YOUR OBJECTIVE: Set out each line from the following listing that includes the word "className".

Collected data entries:

'''

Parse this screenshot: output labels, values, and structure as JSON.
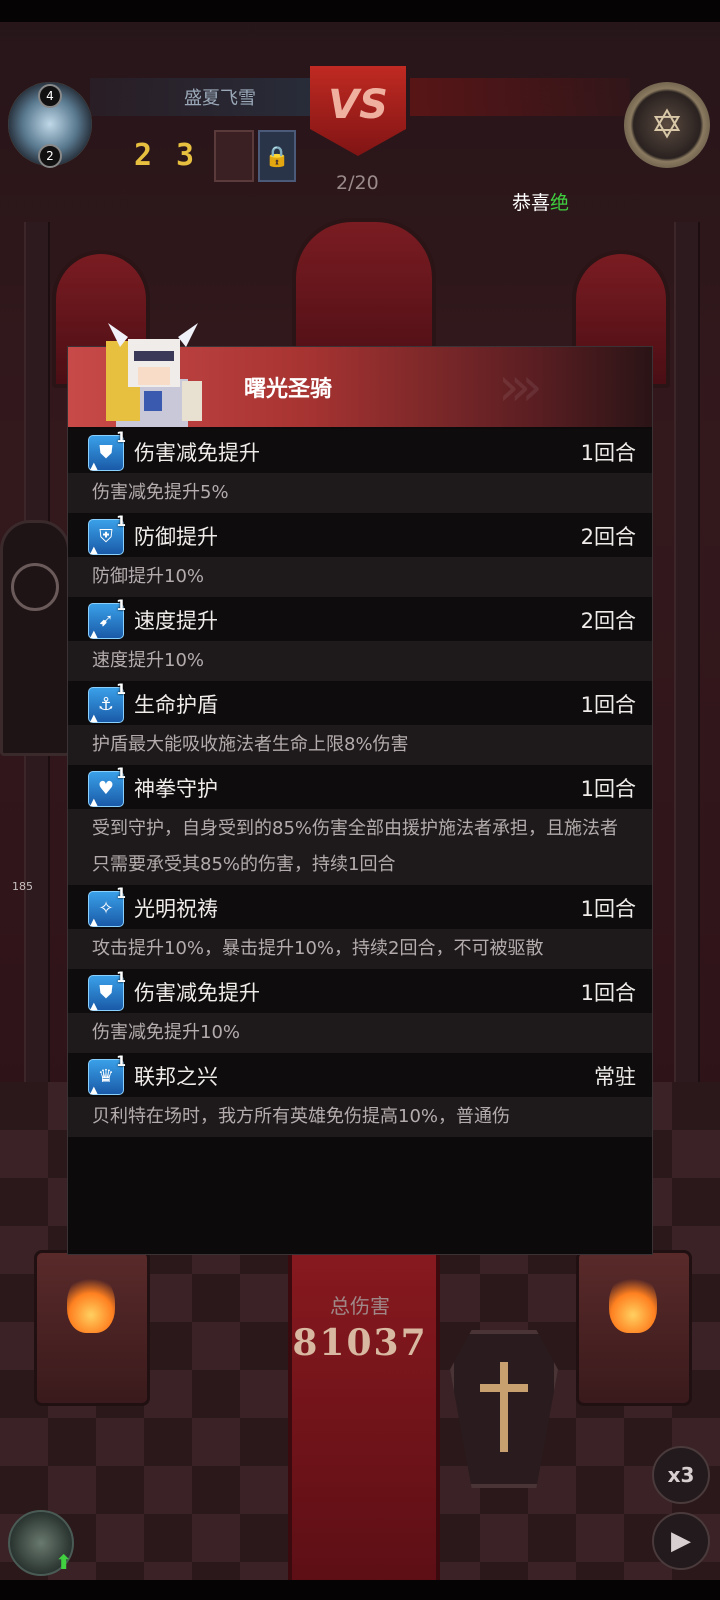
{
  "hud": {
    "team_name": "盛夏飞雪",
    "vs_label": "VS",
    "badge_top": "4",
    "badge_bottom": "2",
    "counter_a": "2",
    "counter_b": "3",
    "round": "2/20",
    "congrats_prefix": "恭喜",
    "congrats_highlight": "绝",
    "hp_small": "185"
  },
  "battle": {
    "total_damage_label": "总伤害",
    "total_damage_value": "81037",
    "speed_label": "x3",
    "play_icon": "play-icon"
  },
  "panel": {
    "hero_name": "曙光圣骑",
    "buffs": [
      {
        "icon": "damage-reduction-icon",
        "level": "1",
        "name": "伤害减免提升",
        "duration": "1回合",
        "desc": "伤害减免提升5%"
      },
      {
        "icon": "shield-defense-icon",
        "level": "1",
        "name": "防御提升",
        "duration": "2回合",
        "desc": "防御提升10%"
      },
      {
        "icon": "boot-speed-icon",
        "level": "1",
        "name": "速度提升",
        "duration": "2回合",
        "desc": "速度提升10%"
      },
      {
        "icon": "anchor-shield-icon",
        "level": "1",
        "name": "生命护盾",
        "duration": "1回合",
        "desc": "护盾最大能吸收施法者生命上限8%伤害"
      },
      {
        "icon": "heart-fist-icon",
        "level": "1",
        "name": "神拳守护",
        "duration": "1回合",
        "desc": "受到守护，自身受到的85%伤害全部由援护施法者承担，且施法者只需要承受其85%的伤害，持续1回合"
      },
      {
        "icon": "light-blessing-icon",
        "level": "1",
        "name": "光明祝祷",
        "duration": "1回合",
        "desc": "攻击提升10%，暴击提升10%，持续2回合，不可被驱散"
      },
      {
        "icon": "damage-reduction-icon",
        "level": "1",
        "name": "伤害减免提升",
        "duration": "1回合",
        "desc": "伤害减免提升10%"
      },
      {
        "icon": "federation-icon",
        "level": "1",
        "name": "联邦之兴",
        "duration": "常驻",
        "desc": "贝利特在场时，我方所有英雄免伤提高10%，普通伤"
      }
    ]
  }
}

'''
'''

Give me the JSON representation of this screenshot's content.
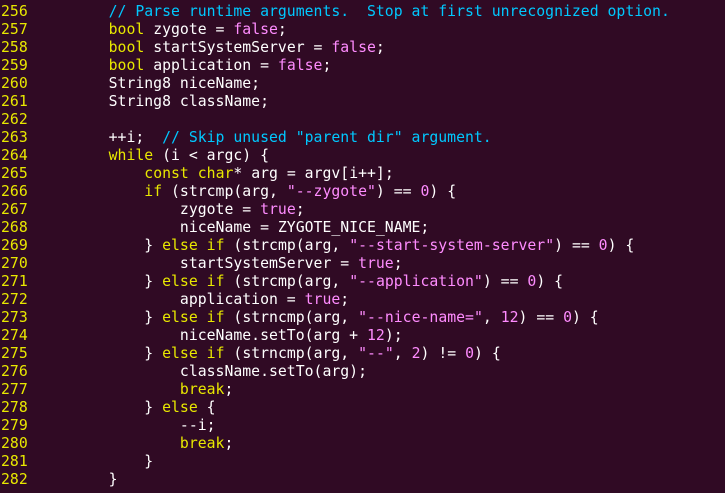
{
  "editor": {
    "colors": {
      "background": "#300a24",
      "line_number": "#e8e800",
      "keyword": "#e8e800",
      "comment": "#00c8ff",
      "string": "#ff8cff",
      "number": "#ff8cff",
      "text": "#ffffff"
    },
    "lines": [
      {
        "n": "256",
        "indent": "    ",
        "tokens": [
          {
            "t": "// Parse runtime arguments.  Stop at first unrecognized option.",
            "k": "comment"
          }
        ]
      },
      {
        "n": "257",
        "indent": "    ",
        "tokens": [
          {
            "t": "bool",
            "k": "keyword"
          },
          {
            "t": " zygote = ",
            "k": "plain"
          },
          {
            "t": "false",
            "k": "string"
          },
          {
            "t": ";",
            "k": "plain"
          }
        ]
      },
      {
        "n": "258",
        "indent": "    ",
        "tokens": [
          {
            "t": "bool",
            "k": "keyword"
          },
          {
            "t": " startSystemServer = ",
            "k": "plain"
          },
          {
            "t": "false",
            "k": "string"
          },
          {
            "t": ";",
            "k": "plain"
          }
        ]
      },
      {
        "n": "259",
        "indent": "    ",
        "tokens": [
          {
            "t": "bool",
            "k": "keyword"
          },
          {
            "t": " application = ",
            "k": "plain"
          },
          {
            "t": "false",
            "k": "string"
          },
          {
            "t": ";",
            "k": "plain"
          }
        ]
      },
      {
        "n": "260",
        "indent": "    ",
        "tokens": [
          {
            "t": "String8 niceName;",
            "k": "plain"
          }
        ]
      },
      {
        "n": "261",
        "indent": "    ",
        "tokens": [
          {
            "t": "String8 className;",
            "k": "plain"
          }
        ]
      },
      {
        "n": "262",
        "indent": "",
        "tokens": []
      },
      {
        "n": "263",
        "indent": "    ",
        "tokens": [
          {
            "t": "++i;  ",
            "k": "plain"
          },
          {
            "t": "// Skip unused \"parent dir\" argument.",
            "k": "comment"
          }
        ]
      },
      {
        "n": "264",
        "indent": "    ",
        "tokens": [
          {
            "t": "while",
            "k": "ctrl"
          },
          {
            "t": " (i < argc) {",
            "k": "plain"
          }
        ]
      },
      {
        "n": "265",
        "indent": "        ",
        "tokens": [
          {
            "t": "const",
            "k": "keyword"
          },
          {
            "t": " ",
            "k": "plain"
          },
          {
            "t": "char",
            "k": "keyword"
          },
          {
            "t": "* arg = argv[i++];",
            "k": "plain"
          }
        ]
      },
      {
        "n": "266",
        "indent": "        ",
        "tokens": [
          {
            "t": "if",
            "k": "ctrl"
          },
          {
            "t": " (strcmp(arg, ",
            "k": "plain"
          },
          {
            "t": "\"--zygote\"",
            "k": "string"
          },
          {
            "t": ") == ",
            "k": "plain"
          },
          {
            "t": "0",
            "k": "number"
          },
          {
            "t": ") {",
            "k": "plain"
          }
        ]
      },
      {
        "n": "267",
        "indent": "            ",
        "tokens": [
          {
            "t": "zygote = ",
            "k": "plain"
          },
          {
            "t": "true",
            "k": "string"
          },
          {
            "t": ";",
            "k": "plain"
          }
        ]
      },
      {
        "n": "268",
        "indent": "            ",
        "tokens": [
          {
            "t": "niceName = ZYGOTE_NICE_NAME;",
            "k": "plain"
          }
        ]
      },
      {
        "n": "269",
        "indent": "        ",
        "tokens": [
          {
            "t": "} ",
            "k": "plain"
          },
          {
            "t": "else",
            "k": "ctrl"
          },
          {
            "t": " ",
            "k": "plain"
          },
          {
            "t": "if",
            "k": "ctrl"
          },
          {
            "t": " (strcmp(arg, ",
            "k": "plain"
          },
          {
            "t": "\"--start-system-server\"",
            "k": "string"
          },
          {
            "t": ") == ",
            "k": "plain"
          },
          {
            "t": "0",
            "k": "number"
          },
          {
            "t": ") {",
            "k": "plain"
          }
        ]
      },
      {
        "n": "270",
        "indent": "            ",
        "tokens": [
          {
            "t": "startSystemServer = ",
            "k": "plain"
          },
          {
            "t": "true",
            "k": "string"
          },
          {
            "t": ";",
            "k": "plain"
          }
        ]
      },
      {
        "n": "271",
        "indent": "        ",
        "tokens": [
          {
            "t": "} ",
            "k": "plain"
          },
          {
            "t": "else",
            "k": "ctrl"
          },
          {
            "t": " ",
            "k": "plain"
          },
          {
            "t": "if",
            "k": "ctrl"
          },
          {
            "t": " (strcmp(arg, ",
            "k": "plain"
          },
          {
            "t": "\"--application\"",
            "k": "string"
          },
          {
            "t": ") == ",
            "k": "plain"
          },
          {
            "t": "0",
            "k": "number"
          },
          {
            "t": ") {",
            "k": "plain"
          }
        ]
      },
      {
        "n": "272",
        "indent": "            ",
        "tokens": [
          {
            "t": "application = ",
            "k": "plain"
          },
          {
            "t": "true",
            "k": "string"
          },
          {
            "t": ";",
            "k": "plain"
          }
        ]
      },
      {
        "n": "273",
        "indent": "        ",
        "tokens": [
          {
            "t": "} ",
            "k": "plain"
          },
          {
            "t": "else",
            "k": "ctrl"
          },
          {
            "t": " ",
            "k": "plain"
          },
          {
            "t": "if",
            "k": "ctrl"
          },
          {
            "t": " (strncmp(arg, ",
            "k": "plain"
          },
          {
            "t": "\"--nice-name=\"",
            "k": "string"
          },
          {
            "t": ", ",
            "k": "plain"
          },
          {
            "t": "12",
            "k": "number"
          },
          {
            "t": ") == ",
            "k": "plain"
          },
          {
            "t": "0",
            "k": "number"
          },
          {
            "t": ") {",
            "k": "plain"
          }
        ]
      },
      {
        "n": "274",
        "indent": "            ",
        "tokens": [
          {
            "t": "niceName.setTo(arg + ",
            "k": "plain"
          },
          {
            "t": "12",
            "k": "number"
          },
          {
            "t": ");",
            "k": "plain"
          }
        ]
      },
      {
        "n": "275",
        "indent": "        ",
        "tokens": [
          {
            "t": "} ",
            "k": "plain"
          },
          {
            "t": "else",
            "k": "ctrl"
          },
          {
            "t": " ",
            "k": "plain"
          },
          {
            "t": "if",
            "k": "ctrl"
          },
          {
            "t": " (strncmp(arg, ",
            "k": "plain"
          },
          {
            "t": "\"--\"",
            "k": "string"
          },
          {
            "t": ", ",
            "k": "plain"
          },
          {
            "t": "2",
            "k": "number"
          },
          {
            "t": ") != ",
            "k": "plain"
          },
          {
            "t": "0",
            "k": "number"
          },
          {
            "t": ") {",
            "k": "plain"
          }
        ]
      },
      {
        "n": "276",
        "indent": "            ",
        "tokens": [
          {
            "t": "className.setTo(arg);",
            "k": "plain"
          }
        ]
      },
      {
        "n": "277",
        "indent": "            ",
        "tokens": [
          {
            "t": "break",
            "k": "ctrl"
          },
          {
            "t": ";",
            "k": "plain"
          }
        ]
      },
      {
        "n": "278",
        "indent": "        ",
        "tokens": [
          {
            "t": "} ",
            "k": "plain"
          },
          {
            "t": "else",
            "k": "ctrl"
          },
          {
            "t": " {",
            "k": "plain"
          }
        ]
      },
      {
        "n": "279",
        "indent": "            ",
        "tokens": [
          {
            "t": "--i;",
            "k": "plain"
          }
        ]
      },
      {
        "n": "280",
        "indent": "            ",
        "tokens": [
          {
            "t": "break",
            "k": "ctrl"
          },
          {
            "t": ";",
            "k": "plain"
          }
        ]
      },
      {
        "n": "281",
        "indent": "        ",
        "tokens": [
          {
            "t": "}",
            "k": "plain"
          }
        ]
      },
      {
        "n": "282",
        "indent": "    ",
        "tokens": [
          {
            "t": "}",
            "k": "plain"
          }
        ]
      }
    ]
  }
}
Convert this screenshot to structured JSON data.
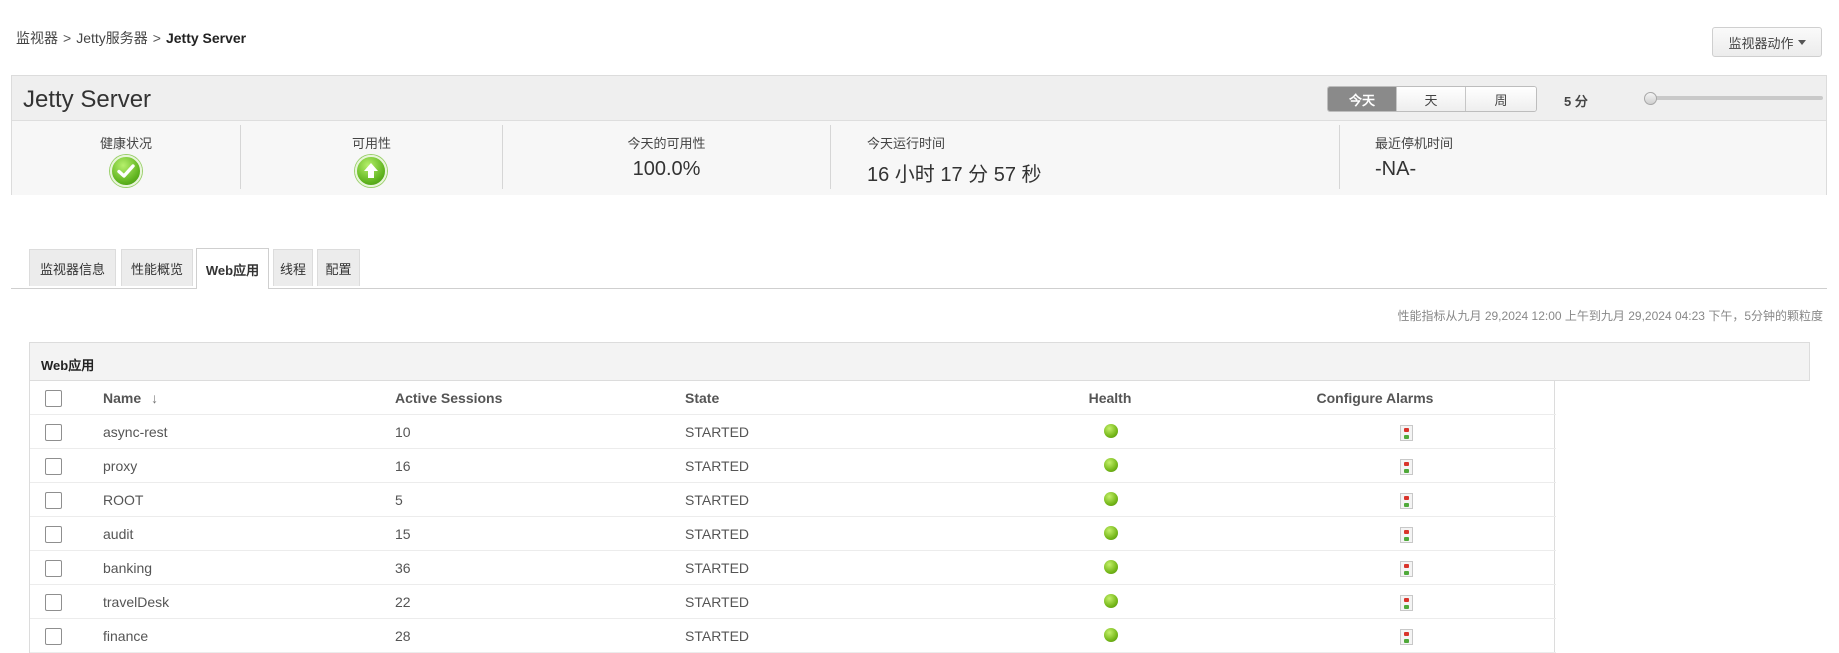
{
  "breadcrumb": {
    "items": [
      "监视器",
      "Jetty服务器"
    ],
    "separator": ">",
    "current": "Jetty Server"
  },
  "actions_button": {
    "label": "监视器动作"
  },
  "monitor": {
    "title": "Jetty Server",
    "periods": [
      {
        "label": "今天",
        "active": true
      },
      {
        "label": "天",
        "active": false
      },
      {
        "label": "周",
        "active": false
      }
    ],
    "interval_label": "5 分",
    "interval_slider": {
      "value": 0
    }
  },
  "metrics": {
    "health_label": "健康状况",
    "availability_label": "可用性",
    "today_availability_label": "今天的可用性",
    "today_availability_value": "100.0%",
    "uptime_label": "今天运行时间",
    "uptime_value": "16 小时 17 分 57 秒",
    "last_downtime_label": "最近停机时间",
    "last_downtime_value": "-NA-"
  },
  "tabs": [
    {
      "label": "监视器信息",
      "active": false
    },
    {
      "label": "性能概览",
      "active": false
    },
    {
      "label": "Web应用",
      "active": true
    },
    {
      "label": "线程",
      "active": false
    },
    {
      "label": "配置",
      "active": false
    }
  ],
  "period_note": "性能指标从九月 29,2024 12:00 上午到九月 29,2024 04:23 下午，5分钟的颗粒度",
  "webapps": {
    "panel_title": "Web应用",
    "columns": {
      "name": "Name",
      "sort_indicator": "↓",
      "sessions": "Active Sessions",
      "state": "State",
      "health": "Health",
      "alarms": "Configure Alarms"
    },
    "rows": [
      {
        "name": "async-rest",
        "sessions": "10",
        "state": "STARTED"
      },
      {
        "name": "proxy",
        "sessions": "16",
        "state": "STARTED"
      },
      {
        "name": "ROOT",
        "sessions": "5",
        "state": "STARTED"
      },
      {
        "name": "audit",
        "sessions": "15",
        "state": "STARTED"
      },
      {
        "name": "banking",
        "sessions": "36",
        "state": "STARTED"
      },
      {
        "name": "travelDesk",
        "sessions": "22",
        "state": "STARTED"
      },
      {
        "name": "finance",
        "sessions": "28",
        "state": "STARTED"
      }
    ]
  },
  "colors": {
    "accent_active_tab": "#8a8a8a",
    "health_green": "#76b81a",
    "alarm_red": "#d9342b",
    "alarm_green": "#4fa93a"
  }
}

'''

SOLUTION:
            "t": "String8 className;",
            "t": "className.setTo(arg);",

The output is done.